## What you should do
Scan the data below for the string "used". Copy every line where it appears.

## Bounding box prediction data
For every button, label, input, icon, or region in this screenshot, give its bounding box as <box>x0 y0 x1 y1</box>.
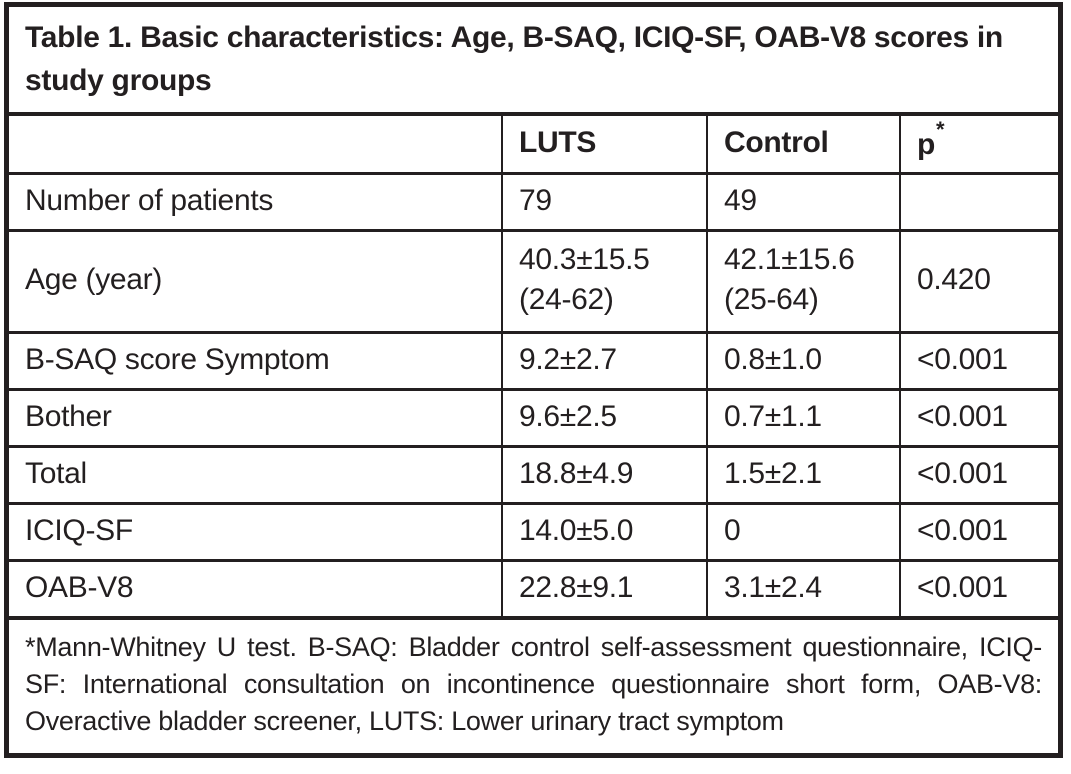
row-label-cell: B-SAQ score Symptom <box>9 332 502 391</box>
control-value-cell: 3.1±2.4 <box>706 560 900 620</box>
table-row-oab-v8: OAB-V8 22.8±9.1 3.1±2.4 <0.001 <box>9 560 1058 620</box>
p-value-cell: 0.420 <box>899 230 1058 334</box>
luts-value-cell: 79 <box>501 173 707 232</box>
row-label-cell: Bother <box>9 389 502 448</box>
p-label: p <box>917 128 936 162</box>
control-value-cell: 0 <box>706 503 900 562</box>
asterisk-superscript: * <box>936 117 945 143</box>
p-value-cell: <0.001 <box>899 389 1058 448</box>
p-value-cell: <0.001 <box>899 503 1058 562</box>
data-grid: LUTS Control p* Number of patients 79 49… <box>9 116 1058 620</box>
luts-value-cell: 14.0±5.0 <box>501 503 707 562</box>
p-value-cell: <0.001 <box>899 446 1058 505</box>
luts-value-cell: 40.3±15.5 (24-62) <box>501 230 707 334</box>
p-value-cell <box>899 173 1058 232</box>
luts-value-cell: 9.2±2.7 <box>501 332 707 391</box>
table-row-total: Total 18.8±4.9 1.5±2.1 <0.001 <box>9 446 1058 505</box>
table-row-bsaq-symptom: B-SAQ score Symptom 9.2±2.7 0.8±1.0 <0.0… <box>9 332 1058 391</box>
table-row-age: Age (year) 40.3±15.5 (24-62) 42.1±15.6 (… <box>9 230 1058 334</box>
p-value-cell: <0.001 <box>899 560 1058 620</box>
row-label-cell: OAB-V8 <box>9 560 502 620</box>
column-header-p: p* <box>899 116 1058 175</box>
table-title: Table 1. Basic characteristics: Age, B-S… <box>9 7 1058 116</box>
column-header-control: Control <box>706 116 900 175</box>
control-value-cell: 0.7±1.1 <box>706 389 900 448</box>
row-label-cell: Number of patients <box>9 173 502 232</box>
table-footnote: *Mann-Whitney U test. B-SAQ: Bladder con… <box>25 631 1042 736</box>
table-row-iciq-sf: ICIQ-SF 14.0±5.0 0 <0.001 <box>9 503 1058 562</box>
table-1: Table 1. Basic characteristics: Age, B-S… <box>4 2 1063 758</box>
header-row: LUTS Control p* <box>9 116 1058 175</box>
control-value-cell: 42.1±15.6 (25-64) <box>706 230 900 334</box>
p-value-cell: <0.001 <box>899 332 1058 391</box>
row-label-cell: Total <box>9 446 502 505</box>
luts-value-cell: 18.8±4.9 <box>501 446 707 505</box>
luts-value-cell: 22.8±9.1 <box>501 560 707 620</box>
table-row-bother: Bother 9.6±2.5 0.7±1.1 <0.001 <box>9 389 1058 448</box>
table-row-number-of-patients: Number of patients 79 49 <box>9 173 1058 232</box>
row-label-cell: Age (year) <box>9 230 502 334</box>
control-value-cell: 1.5±2.1 <box>706 446 900 505</box>
control-value-cell: 49 <box>706 173 900 232</box>
luts-value-cell: 9.6±2.5 <box>501 389 707 448</box>
column-header-blank <box>9 116 502 175</box>
control-value-cell: 0.8±1.0 <box>706 332 900 391</box>
column-header-luts: LUTS <box>501 116 707 175</box>
row-label-cell: ICIQ-SF <box>9 503 502 562</box>
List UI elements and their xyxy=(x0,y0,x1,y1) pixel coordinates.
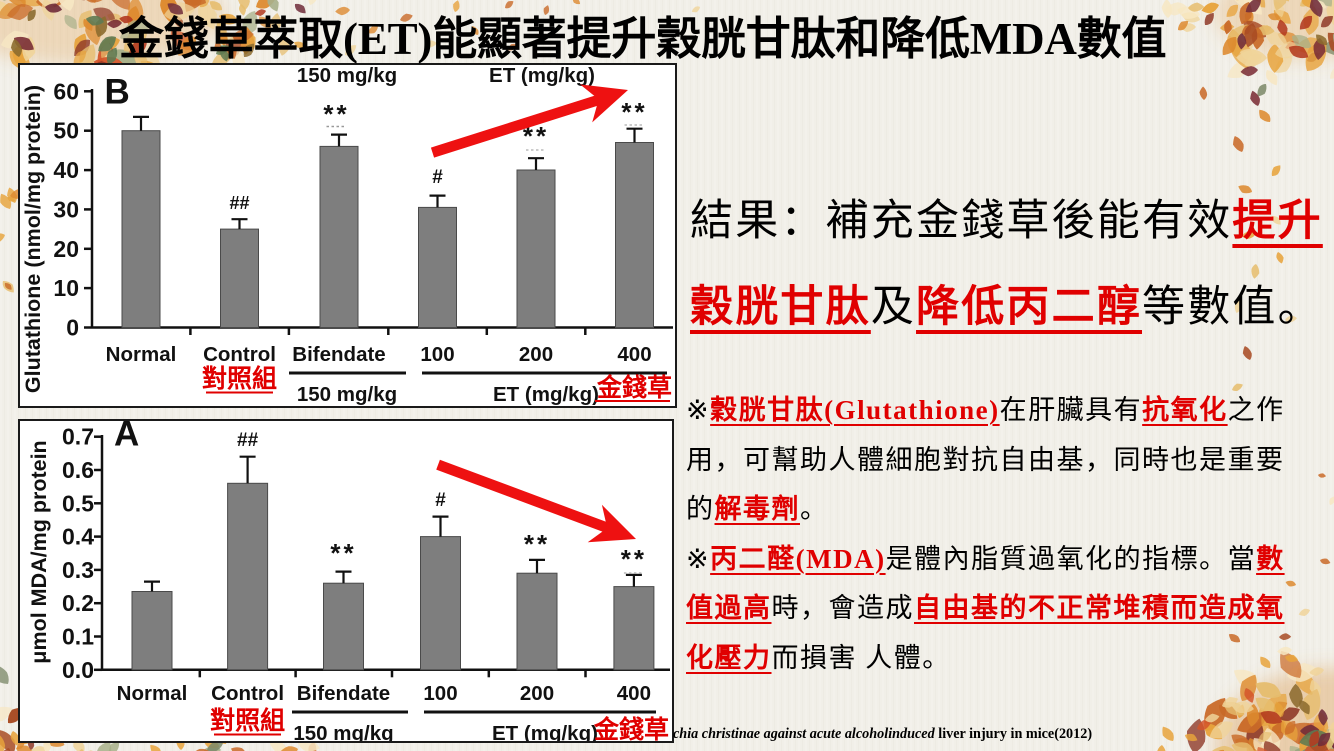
svg-text:150 mg/kg: 150 mg/kg xyxy=(297,65,397,87)
svg-text:0.0: 0.0 xyxy=(62,657,94,683)
svg-text:150 mg/kg: 150 mg/kg xyxy=(293,722,393,741)
svg-text:μmol MDA/mg protein: μmol MDA/mg protein xyxy=(27,440,51,663)
svg-text:50: 50 xyxy=(53,118,79,144)
svg-text:200: 200 xyxy=(520,682,554,705)
svg-text:#: # xyxy=(435,490,446,511)
svg-text:金錢草: 金錢草 xyxy=(596,373,672,402)
svg-text:**: ** xyxy=(323,99,349,129)
svg-text:對照組: 對照組 xyxy=(202,364,277,393)
svg-text:#: # xyxy=(432,167,443,188)
svg-text:0.3: 0.3 xyxy=(62,557,94,583)
svg-text:ET (mg/kg): ET (mg/kg) xyxy=(489,65,595,87)
svg-text:對照組: 對照組 xyxy=(210,706,285,735)
svg-text:0.7: 0.7 xyxy=(62,424,94,450)
svg-text:B: B xyxy=(105,73,130,112)
svg-text:20: 20 xyxy=(53,236,79,262)
svg-text:**: ** xyxy=(523,121,549,151)
svg-text:**: ** xyxy=(524,529,550,559)
svg-text:Glutathione (nmol/mg protein): Glutathione (nmol/mg protein) xyxy=(21,85,45,393)
svg-text:100: 100 xyxy=(423,682,457,705)
svg-text:##: ## xyxy=(237,430,259,451)
svg-text:60: 60 xyxy=(53,78,79,104)
svg-text:0: 0 xyxy=(66,315,79,341)
svg-text:A: A xyxy=(114,421,139,454)
svg-text:100: 100 xyxy=(420,343,454,366)
svg-text:0.2: 0.2 xyxy=(62,590,94,616)
svg-text:30: 30 xyxy=(53,196,79,222)
svg-text:40: 40 xyxy=(53,157,79,183)
svg-text:Control: Control xyxy=(203,343,276,366)
svg-text:Bifendate: Bifendate xyxy=(297,682,390,705)
svg-text:150 mg/kg: 150 mg/kg xyxy=(297,383,397,406)
svg-text:0.1: 0.1 xyxy=(62,624,94,650)
svg-text:200: 200 xyxy=(519,343,553,366)
svg-text:ET (mg/kg): ET (mg/kg) xyxy=(493,383,599,406)
svg-text:Bifendate: Bifendate xyxy=(292,343,385,366)
svg-text:**: ** xyxy=(330,538,356,568)
svg-text:Normal: Normal xyxy=(117,682,188,705)
svg-text:400: 400 xyxy=(617,343,651,366)
svg-text:ET (mg/kg): ET (mg/kg) xyxy=(492,722,598,741)
svg-text:400: 400 xyxy=(617,682,651,705)
svg-text:**: ** xyxy=(621,97,647,127)
svg-text:Normal: Normal xyxy=(106,343,177,366)
svg-text:0.4: 0.4 xyxy=(62,524,94,550)
svg-text:0.6: 0.6 xyxy=(62,457,94,483)
svg-text:10: 10 xyxy=(53,275,79,301)
svg-text:金錢草: 金錢草 xyxy=(593,715,669,741)
svg-text:**: ** xyxy=(621,544,647,574)
svg-text:0.5: 0.5 xyxy=(62,490,94,516)
svg-text:Control: Control xyxy=(211,682,284,705)
svg-text:##: ## xyxy=(229,193,249,213)
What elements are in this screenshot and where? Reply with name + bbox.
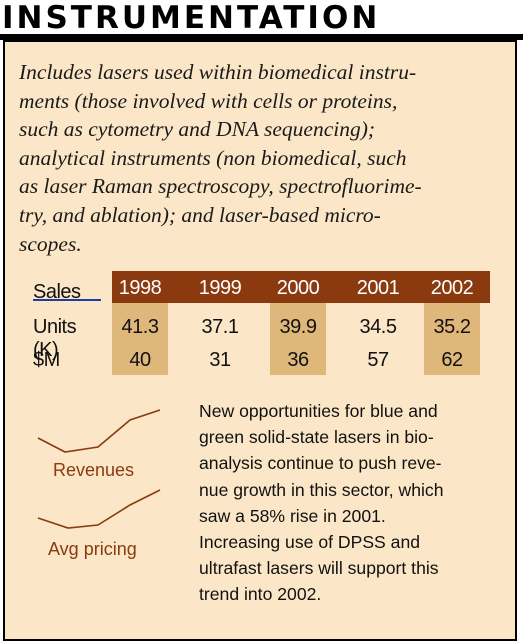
sales-underline [33, 299, 101, 301]
revenue-2001: 57 [367, 349, 389, 371]
year-1999: 1999 [198, 277, 242, 299]
note-line: trend into 2002. [199, 584, 322, 605]
units-1999: 37.1 [201, 316, 239, 338]
units-2002: 35.2 [433, 316, 471, 338]
intro-line: as laser Raman spectroscopy, spectrofluo… [19, 174, 422, 199]
revenue-1998: 40 [129, 349, 151, 371]
units-2000: 39.9 [279, 316, 317, 338]
shaded-column-1998 [112, 303, 168, 375]
revenues-label: Revenues [53, 460, 135, 480]
revenue-1999: 31 [209, 349, 231, 371]
intro-line: ments (those involved with cells or prot… [19, 88, 398, 113]
avg-pricing-label: Avg pricing [48, 539, 137, 559]
note-line: nue growth in this sector, which [199, 479, 444, 500]
intro-line: Includes lasers used within biomedical i… [19, 60, 417, 84]
units-1998: 41.3 [121, 316, 159, 338]
section-title: INSTRUMENTATION [2, 0, 381, 36]
note-line: saw a 58% rise in 2001. [199, 505, 386, 526]
revenue-2000: 36 [287, 349, 309, 371]
year-1998: 1998 [118, 277, 162, 299]
year-header-bar [112, 271, 490, 303]
note-line: ultrafast lasers will support this [199, 558, 439, 579]
commentary-paragraph: New opportunities for blue and green sol… [199, 398, 499, 608]
year-2002: 2002 [430, 277, 474, 299]
note-line: green solid-state lasers in bio- [199, 427, 434, 448]
units-2001: 34.5 [359, 316, 397, 338]
shaded-column-2002 [424, 303, 480, 375]
revenues-trend-line [37, 409, 161, 453]
intro-line: such as cytometry and DNA sequencing); [19, 117, 376, 142]
pricing-trend-line [37, 489, 161, 529]
intro-line: scopes. [19, 231, 82, 256]
note-line: analysis continue to push reve- [199, 453, 442, 474]
year-2001: 2001 [356, 277, 400, 299]
revenue-row-label: $M [33, 349, 60, 371]
note-line: New opportunities for blue and [199, 401, 438, 421]
shaded-column-2000 [270, 303, 326, 375]
year-2000: 2000 [276, 277, 320, 299]
title-rule [0, 34, 523, 40]
intro-paragraph: Includes lasers used within biomedical i… [19, 58, 497, 258]
intro-line: try, and ablation); and laser-based micr… [19, 202, 381, 227]
revenue-2002: 62 [441, 349, 463, 371]
sales-label: Sales [33, 281, 81, 303]
units-row-label: Units (K) [33, 316, 77, 361]
note-line: Increasing use of DPSS and [199, 532, 421, 553]
intro-line: analytical instruments (non biomedical, … [19, 145, 407, 170]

## Task response
intro-line: Includes lasers used within biomedical i… [19, 60, 417, 84]
intro-paragraph: Includes lasers used within biomedical i… [19, 58, 497, 258]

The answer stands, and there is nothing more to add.